• [Objective] Please give the entries again in full and exactly, without any picture.

+ + + + +

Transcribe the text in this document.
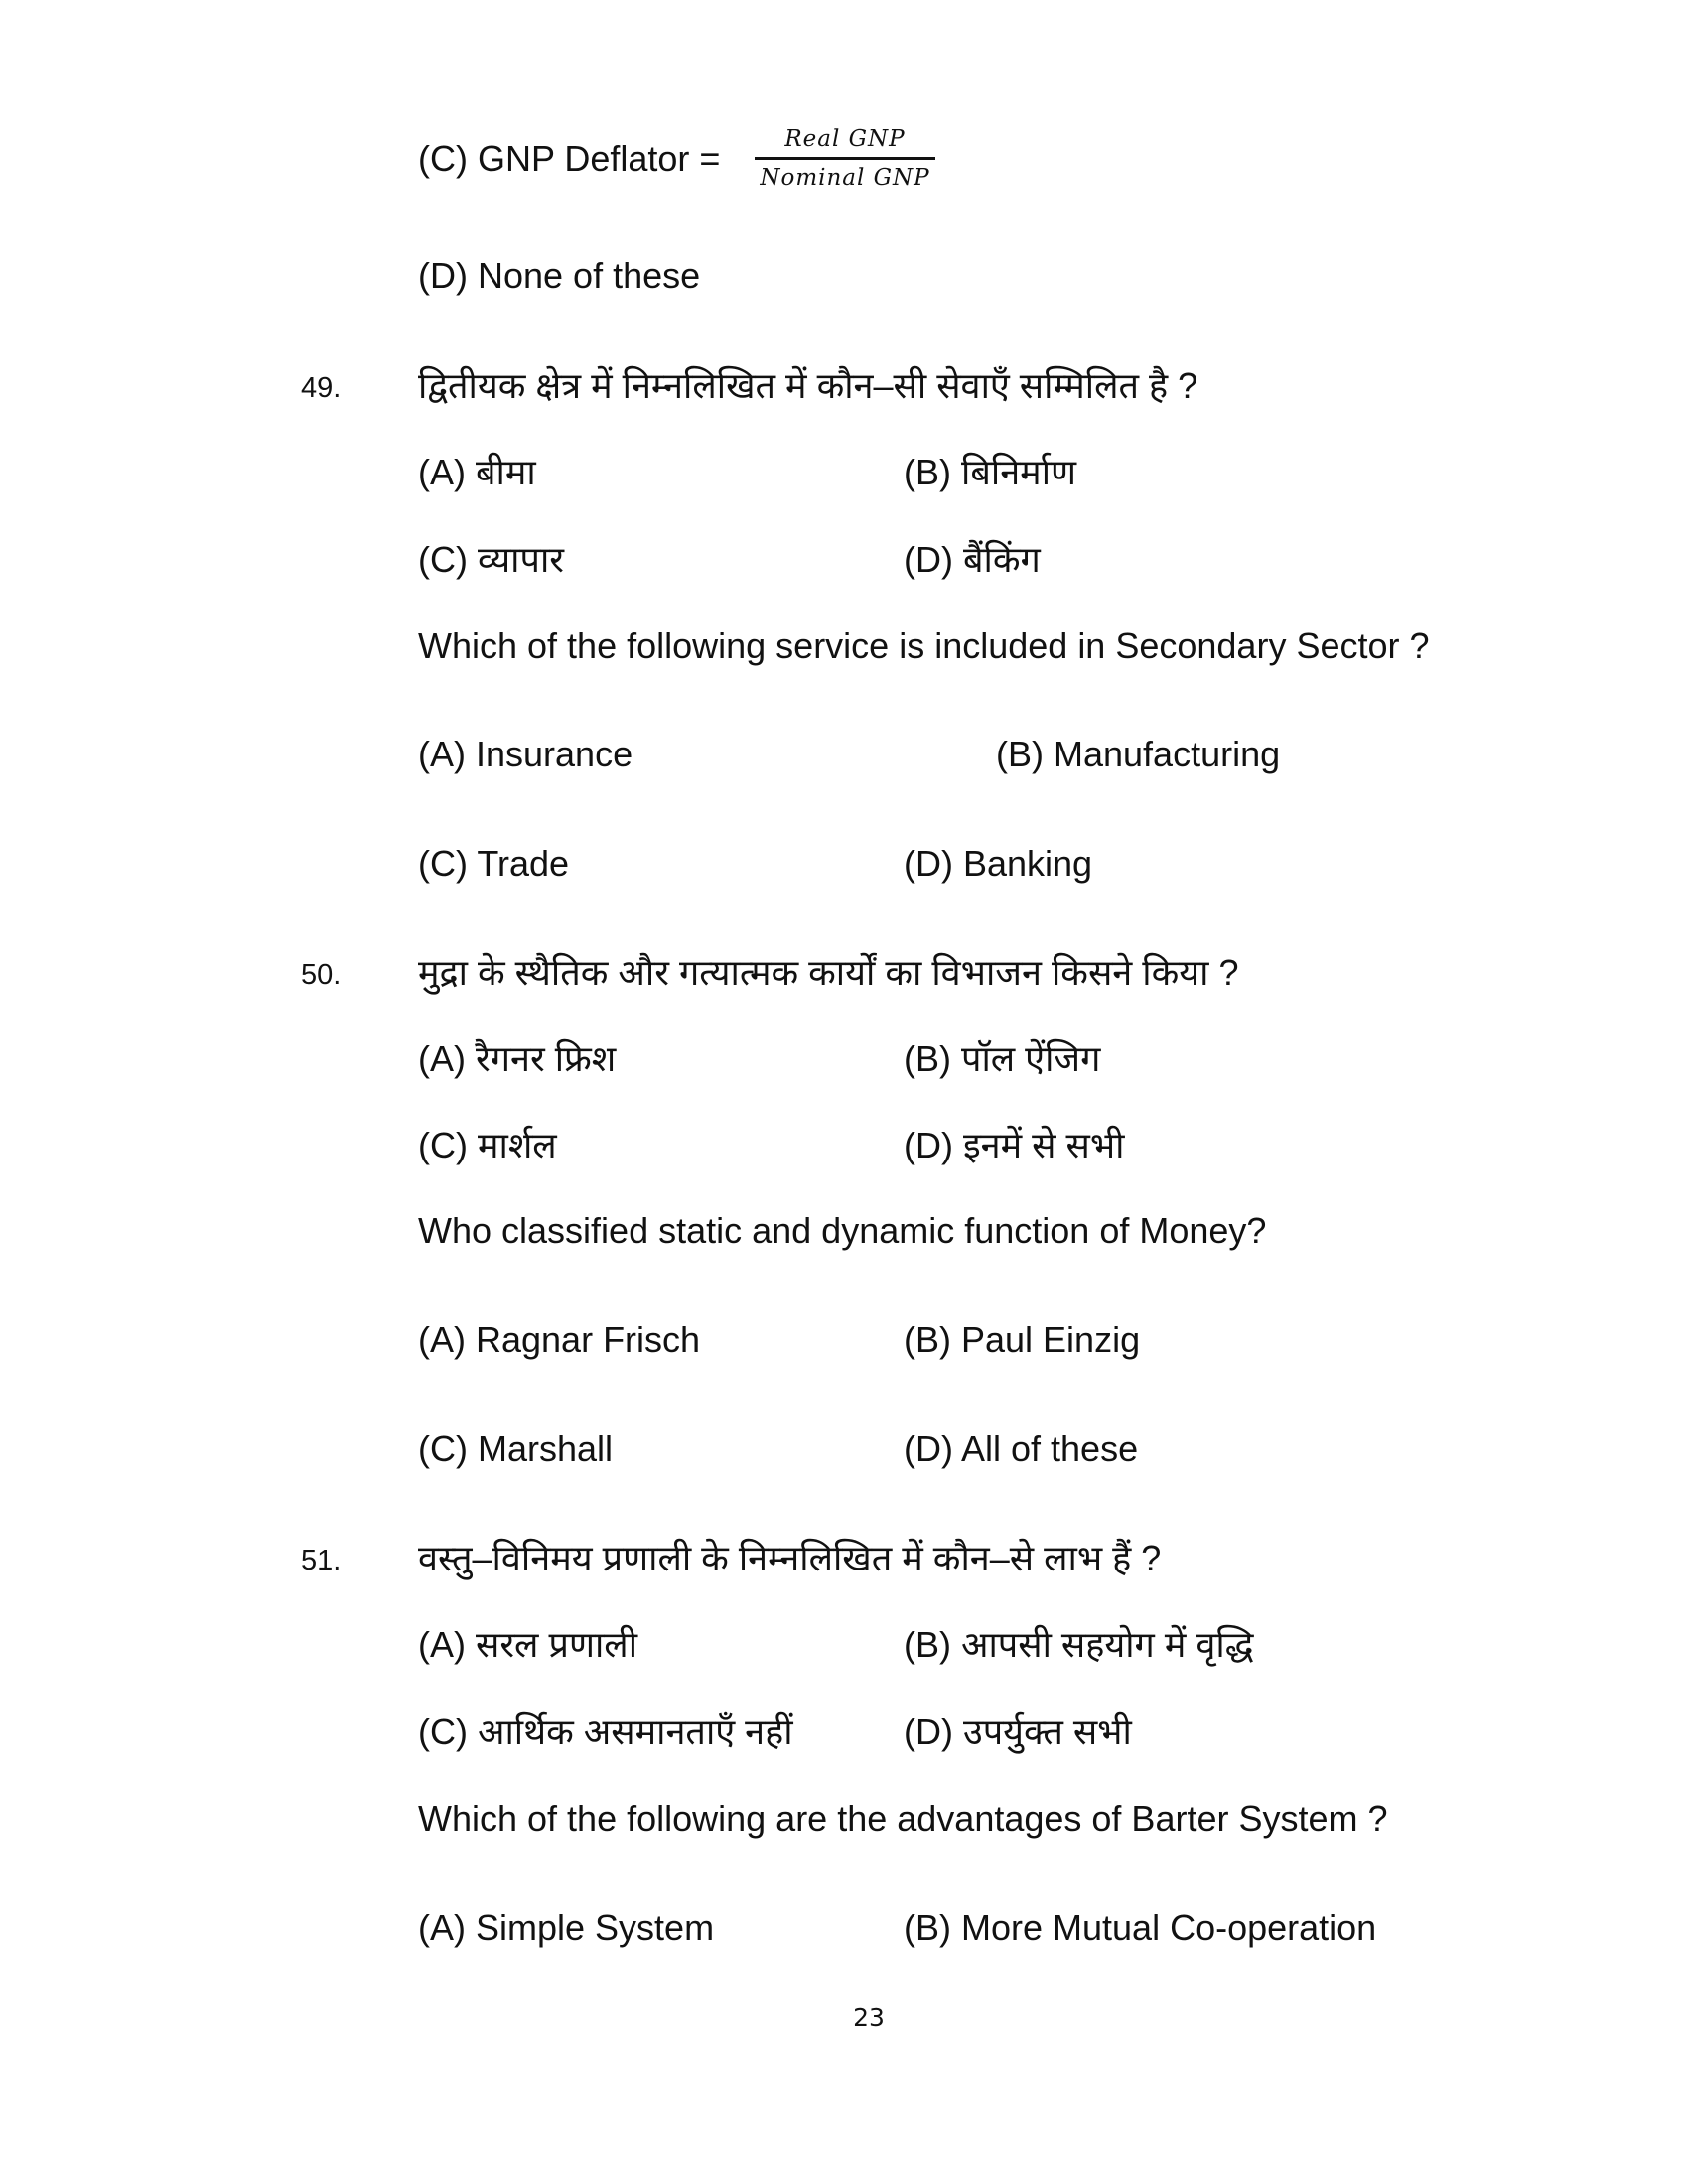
(C) GNP Deflator =	Real GNP
Nominal GNP
(D) None of these
49. द्वितीयक क्षेत्र में निम्नलिखित में कौन–सी सेवाएँ सम्मिलित है ?
(A) बीमा	(B) बिनिर्माण
(C) व्यापार	(D) बैंकिंग
Which of the following service is included in Secondary Sector ?
(A) Insurance	(B) Manufacturing
(C) Trade	(D) Banking
50. मुद्रा के स्थैतिक और गत्यात्मक कार्यों का विभाजन किसने किया ?
(A) रैगनर फ्रिश	(B) पॉल ऐंजिग
(C) मार्शल	(D) इनमें से सभी
Who classified static and dynamic function of Money?
(A) Ragnar Frisch	(B) Paul Einzig
(C) Marshall	(D) All of these
51. वस्तु–विनिमय प्रणाली के निम्नलिखित में कौन–से लाभ हैं ?
(A) सरल प्रणाली	(B) आपसी सहयोग में वृद्धि
(C) आर्थिक असमानताएँ नहीं	(D) उपर्युक्त सभी
Which of the following are the advantages of Barter System ?
(A) Simple System	(B) More Mutual Co-operation
23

+ + + + +

• [Exercise result]
Transcribe the text in this document.
(C) GNP Deflator =	Real GNP
Nominal GNP
(D) None of these
49. द्वितीयक क्षेत्र में निम्नलिखित में कौन–सी सेवाएँ सम्मिलित है ?
(A) बीमा	(B) बिनिर्माण
(C) व्यापार	(D) बैंकिंग
Which of the following service is included in Secondary Sector ?
(A) Insurance	(B) Manufacturing
(C) Trade	(D) Banking
50. मुद्रा के स्थैतिक और गत्यात्मक कार्यों का विभाजन किसने किया ?
(A) रैगनर फ्रिश	(B) पॉल ऐंजिग
(C) मार्शल	(D) इनमें से सभी
Who classified static and dynamic function of Money?
(A) Ragnar Frisch	(B) Paul Einzig
(C) Marshall	(D) All of these
51. वस्तु–विनिमय प्रणाली के निम्नलिखित में कौन–से लाभ हैं ?
(A) सरल प्रणाली	(B) आपसी सहयोग में वृद्धि
(C) आर्थिक असमानताएँ नहीं	(D) उपर्युक्त सभी
Which of the following are the advantages of Barter System ?
(A) Simple System	(B) More Mutual Co-operation
23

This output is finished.